Write out each of these lines word for word.

++++ Data in this exercise

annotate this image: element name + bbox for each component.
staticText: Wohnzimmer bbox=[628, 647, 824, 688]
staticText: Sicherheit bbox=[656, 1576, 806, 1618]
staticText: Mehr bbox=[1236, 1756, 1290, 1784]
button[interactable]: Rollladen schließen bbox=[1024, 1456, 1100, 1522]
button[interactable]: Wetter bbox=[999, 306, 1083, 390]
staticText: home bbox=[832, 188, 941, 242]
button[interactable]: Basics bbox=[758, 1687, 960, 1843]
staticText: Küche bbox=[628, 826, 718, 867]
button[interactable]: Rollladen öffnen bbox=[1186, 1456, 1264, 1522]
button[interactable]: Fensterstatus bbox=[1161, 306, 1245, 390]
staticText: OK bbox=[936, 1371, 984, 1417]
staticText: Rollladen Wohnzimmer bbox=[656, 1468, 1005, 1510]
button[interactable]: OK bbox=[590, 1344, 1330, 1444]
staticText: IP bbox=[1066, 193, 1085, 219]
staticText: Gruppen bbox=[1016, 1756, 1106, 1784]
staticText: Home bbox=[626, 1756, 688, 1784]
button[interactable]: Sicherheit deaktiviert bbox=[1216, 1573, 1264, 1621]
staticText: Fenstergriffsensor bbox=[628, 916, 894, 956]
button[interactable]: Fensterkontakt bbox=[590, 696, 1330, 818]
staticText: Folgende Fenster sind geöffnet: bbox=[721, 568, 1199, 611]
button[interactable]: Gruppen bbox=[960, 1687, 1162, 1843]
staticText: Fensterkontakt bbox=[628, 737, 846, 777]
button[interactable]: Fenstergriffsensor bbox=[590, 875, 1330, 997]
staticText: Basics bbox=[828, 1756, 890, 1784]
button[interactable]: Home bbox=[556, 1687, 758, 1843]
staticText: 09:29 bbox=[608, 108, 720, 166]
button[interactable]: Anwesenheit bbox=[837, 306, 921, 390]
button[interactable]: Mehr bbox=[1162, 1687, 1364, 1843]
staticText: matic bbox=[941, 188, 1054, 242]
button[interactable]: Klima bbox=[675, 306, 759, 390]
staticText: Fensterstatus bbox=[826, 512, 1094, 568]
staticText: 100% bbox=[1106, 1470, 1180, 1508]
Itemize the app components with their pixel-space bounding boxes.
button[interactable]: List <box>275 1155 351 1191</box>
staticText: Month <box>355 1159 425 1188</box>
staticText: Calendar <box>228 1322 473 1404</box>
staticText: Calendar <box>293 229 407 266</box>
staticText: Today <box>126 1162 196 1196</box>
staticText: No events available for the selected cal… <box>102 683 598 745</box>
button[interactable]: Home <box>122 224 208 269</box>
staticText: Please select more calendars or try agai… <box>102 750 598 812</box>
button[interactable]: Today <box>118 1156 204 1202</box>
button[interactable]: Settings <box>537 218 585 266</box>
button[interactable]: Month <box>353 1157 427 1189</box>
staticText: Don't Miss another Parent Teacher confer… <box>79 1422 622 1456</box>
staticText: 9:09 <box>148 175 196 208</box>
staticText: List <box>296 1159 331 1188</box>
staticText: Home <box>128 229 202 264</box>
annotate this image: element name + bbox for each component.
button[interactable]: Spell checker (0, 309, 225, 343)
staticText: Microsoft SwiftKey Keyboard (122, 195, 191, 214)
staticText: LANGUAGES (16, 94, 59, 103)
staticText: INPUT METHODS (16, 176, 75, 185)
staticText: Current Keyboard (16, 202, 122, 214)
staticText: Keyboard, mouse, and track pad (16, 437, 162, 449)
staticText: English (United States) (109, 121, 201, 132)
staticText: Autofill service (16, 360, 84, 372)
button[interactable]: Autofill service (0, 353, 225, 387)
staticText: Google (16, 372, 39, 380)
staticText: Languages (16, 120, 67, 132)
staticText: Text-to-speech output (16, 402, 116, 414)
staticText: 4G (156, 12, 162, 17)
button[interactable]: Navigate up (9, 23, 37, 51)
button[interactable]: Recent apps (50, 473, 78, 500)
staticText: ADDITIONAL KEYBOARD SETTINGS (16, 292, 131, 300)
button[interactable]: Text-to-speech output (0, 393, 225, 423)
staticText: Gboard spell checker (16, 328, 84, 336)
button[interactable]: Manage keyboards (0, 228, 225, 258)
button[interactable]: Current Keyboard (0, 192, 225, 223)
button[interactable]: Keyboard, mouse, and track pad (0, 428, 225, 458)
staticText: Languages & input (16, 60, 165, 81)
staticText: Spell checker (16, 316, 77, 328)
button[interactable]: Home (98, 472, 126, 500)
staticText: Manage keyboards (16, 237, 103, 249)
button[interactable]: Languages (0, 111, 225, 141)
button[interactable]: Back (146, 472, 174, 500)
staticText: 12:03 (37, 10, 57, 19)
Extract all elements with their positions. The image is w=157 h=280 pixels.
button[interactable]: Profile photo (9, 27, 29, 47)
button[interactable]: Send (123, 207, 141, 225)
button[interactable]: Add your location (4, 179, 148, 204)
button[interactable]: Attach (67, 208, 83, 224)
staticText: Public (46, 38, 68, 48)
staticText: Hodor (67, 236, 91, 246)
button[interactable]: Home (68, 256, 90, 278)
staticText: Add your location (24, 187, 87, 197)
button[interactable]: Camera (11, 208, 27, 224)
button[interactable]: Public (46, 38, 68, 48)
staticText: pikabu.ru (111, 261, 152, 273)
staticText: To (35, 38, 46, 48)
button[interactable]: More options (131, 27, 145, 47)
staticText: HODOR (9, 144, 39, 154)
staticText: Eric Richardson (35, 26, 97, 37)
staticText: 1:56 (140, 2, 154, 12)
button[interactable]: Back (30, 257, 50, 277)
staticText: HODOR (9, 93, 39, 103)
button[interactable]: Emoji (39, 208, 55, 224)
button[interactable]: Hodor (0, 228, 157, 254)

++++++++

• _In response_:
annotate this image: element name + bbox for each component.
staticText: Wohnzimmer bbox=[628, 647, 824, 688]
staticText: Sicherheit bbox=[656, 1576, 806, 1618]
staticText: Mehr bbox=[1236, 1756, 1290, 1784]
button[interactable]: Rollladen schließen bbox=[1024, 1456, 1100, 1522]
button[interactable]: Wetter bbox=[999, 306, 1083, 390]
staticText: home bbox=[832, 188, 941, 242]
button[interactable]: Basics bbox=[758, 1687, 960, 1843]
staticText: Küche bbox=[628, 826, 718, 867]
button[interactable]: Rollladen öffnen bbox=[1186, 1456, 1264, 1522]
button[interactable]: Fensterstatus bbox=[1161, 306, 1245, 390]
staticText: OK bbox=[936, 1371, 984, 1417]
staticText: Rollladen Wohnzimmer bbox=[656, 1468, 1005, 1510]
button[interactable]: OK bbox=[590, 1344, 1330, 1444]
staticText: IP bbox=[1066, 193, 1085, 219]
staticText: Gruppen bbox=[1016, 1756, 1106, 1784]
staticText: Home bbox=[626, 1756, 688, 1784]
button[interactable]: Sicherheit deaktiviert bbox=[1216, 1573, 1264, 1621]
staticText: Fenstergriffsensor bbox=[628, 916, 894, 956]
button[interactable]: Fensterkontakt bbox=[590, 696, 1330, 818]
staticText: Folgende Fenster sind geöffnet: bbox=[721, 568, 1199, 611]
button[interactable]: Gruppen bbox=[960, 1687, 1162, 1843]
staticText: Fensterkontakt bbox=[628, 737, 846, 777]
button[interactable]: Fenstergriffsensor bbox=[590, 875, 1330, 997]
staticText: Basics bbox=[828, 1756, 890, 1784]
button[interactable]: Home bbox=[556, 1687, 758, 1843]
staticText: 09:29 bbox=[608, 108, 720, 166]
button[interactable]: Anwesenheit bbox=[837, 306, 921, 390]
button[interactable]: Mehr bbox=[1162, 1687, 1364, 1843]
staticText: matic bbox=[941, 188, 1054, 242]
button[interactable]: Klima bbox=[675, 306, 759, 390]
staticText: Fensterstatus bbox=[826, 512, 1094, 568]
staticText: 100% bbox=[1106, 1470, 1180, 1508]
Itemize the app components with their pixel-space bounding boxes.
button[interactable]: List <box>275 1155 351 1191</box>
staticText: Month <box>355 1159 425 1188</box>
staticText: Calendar <box>228 1322 473 1404</box>
staticText: Calendar <box>293 229 407 266</box>
staticText: Today <box>126 1162 196 1196</box>
staticText: No events available for the selected cal… <box>102 683 598 745</box>
button[interactable]: Home <box>122 224 208 269</box>
staticText: Please select more calendars or try agai… <box>102 750 598 812</box>
button[interactable]: Today <box>118 1156 204 1202</box>
button[interactable]: Settings <box>537 218 585 266</box>
button[interactable]: Month <box>353 1157 427 1189</box>
staticText: Don't Miss another Parent Teacher confer… <box>79 1422 622 1456</box>
staticText: 9:09 <box>148 175 196 208</box>
staticText: List <box>296 1159 331 1188</box>
staticText: Home <box>128 229 202 264</box>
annotate this image: element name + bbox for each component.
button[interactable]: Spell checker (0, 309, 225, 343)
staticText: Microsoft SwiftKey Keyboard (122, 195, 191, 214)
staticText: LANGUAGES (16, 94, 59, 103)
staticText: INPUT METHODS (16, 176, 75, 185)
staticText: Current Keyboard (16, 202, 122, 214)
staticText: Keyboard, mouse, and track pad (16, 437, 162, 449)
staticText: English (United States) (109, 121, 201, 132)
staticText: Autofill service (16, 360, 84, 372)
button[interactable]: Autofill service (0, 353, 225, 387)
staticText: Google (16, 372, 39, 380)
staticText: Languages (16, 120, 67, 132)
staticText: Text-to-speech output (16, 402, 116, 414)
staticText: 4G (156, 12, 162, 17)
button[interactable]: Navigate up (9, 23, 37, 51)
button[interactable]: Recent apps (50, 473, 78, 500)
staticText: ADDITIONAL KEYBOARD SETTINGS (16, 292, 131, 300)
button[interactable]: Text-to-speech output (0, 393, 225, 423)
staticText: Gboard spell checker (16, 328, 84, 336)
button[interactable]: Manage keyboards (0, 228, 225, 258)
button[interactable]: Current Keyboard (0, 192, 225, 223)
button[interactable]: Keyboard, mouse, and track pad (0, 428, 225, 458)
staticText: Languages & input (16, 60, 165, 81)
staticText: Spell checker (16, 316, 77, 328)
button[interactable]: Home (98, 472, 126, 500)
staticText: Manage keyboards (16, 237, 103, 249)
button[interactable]: Languages (0, 111, 225, 141)
button[interactable]: Back (146, 472, 174, 500)
staticText: 12:03 (37, 10, 57, 19)
Extract all elements with their positions. The image is w=157 h=280 pixels.
button[interactable]: Profile photo (9, 27, 29, 47)
button[interactable]: Send (123, 207, 141, 225)
button[interactable]: Add your location (4, 179, 148, 204)
button[interactable]: Attach (67, 208, 83, 224)
staticText: Public (46, 38, 68, 48)
staticText: Hodor (67, 236, 91, 246)
button[interactable]: Home (68, 256, 90, 278)
staticText: Add your location (24, 187, 87, 197)
button[interactable]: Camera (11, 208, 27, 224)
button[interactable]: Public (46, 38, 68, 48)
staticText: pikabu.ru (111, 261, 152, 273)
staticText: To (35, 38, 46, 48)
button[interactable]: More options (131, 27, 145, 47)
staticText: HODOR (9, 144, 39, 154)
staticText: Eric Richardson (35, 26, 97, 37)
staticText: 1:56 (140, 2, 154, 12)
button[interactable]: Back (30, 257, 50, 277)
staticText: HODOR (9, 93, 39, 103)
button[interactable]: Emoji (39, 208, 55, 224)
button[interactable]: Hodor (0, 228, 157, 254)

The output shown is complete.